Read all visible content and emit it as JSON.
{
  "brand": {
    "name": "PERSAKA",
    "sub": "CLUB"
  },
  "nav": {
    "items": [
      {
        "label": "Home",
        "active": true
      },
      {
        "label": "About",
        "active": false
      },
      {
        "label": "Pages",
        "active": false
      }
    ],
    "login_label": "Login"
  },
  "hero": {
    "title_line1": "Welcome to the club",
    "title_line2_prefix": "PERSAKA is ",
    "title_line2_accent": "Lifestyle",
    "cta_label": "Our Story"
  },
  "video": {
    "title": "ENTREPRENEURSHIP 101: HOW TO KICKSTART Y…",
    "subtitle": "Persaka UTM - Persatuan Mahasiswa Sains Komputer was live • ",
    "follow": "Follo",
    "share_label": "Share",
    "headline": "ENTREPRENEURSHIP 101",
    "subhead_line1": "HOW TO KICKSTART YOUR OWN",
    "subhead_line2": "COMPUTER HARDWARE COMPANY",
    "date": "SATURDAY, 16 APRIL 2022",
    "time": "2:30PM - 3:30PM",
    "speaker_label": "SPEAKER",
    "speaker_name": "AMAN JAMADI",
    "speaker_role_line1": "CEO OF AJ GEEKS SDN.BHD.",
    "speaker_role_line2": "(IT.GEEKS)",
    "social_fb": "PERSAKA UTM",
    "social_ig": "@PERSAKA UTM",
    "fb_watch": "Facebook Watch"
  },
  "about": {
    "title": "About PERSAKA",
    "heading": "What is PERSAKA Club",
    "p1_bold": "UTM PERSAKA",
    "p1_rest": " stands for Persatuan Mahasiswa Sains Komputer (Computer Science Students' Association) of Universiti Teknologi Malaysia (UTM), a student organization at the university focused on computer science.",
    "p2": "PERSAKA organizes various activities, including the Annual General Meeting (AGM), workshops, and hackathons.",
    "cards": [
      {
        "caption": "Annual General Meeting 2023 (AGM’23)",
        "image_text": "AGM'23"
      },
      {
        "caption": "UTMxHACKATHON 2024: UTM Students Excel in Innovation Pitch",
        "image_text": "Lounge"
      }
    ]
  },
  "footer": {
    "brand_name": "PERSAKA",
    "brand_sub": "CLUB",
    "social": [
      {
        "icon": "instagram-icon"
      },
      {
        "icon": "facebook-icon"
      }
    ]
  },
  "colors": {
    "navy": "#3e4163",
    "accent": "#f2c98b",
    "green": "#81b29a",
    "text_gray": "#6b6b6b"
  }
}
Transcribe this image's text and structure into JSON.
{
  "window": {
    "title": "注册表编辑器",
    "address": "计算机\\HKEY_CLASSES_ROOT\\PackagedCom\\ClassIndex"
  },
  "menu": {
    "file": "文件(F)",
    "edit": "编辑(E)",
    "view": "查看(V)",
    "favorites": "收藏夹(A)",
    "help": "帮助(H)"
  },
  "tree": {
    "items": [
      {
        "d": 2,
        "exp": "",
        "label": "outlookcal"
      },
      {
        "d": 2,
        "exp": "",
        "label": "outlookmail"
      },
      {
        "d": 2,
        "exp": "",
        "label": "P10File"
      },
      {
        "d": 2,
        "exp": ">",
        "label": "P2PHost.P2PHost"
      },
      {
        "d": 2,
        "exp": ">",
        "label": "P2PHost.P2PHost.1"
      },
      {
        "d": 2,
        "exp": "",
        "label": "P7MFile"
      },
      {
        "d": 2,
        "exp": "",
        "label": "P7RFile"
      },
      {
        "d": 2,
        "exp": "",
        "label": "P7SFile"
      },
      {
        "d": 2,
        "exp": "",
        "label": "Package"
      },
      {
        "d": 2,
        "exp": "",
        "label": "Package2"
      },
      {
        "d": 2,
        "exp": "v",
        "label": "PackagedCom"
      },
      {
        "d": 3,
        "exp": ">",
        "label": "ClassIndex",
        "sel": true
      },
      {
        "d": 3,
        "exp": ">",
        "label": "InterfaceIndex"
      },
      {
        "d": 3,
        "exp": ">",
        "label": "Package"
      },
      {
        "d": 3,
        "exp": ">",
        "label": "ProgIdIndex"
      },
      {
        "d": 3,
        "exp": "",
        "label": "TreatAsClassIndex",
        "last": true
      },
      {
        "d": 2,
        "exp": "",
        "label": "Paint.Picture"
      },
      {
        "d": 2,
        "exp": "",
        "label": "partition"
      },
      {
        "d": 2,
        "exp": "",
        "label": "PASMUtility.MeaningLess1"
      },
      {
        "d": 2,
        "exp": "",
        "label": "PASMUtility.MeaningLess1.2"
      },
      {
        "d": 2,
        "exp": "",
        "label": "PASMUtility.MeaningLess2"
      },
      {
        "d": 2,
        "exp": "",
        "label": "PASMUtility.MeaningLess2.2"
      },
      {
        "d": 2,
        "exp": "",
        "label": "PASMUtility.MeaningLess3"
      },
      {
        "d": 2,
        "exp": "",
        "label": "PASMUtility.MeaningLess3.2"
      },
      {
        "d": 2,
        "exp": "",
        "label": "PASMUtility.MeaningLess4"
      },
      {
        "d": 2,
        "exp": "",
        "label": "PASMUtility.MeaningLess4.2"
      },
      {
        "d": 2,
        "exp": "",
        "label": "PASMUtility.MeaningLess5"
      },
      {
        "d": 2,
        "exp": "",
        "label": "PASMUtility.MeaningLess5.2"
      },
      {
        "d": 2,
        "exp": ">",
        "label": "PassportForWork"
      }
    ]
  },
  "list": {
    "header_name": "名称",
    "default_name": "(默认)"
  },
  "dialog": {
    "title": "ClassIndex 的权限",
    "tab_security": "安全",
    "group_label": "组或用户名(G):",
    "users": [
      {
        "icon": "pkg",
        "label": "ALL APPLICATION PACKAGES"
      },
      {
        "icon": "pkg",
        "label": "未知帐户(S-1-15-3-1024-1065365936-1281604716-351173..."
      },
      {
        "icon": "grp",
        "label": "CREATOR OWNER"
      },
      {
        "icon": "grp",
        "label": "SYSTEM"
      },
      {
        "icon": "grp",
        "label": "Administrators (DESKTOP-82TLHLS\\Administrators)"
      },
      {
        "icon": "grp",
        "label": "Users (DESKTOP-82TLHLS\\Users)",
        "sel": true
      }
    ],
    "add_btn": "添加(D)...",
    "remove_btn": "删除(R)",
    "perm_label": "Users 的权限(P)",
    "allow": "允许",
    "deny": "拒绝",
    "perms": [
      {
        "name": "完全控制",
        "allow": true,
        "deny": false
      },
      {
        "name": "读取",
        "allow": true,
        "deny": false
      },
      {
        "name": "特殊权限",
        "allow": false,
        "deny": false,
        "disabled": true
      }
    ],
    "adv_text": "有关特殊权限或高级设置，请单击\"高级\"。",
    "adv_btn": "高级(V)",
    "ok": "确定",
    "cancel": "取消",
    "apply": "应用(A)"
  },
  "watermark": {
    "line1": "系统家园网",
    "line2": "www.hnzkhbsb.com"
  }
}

WHAT TO DO
Using the listing above, pick out each line that contains the word "allow", then copy it.

RESULT OF THIS EXERCISE
    "allow": "允许",
        "allow": true,
        "allow": true,
        "allow": false,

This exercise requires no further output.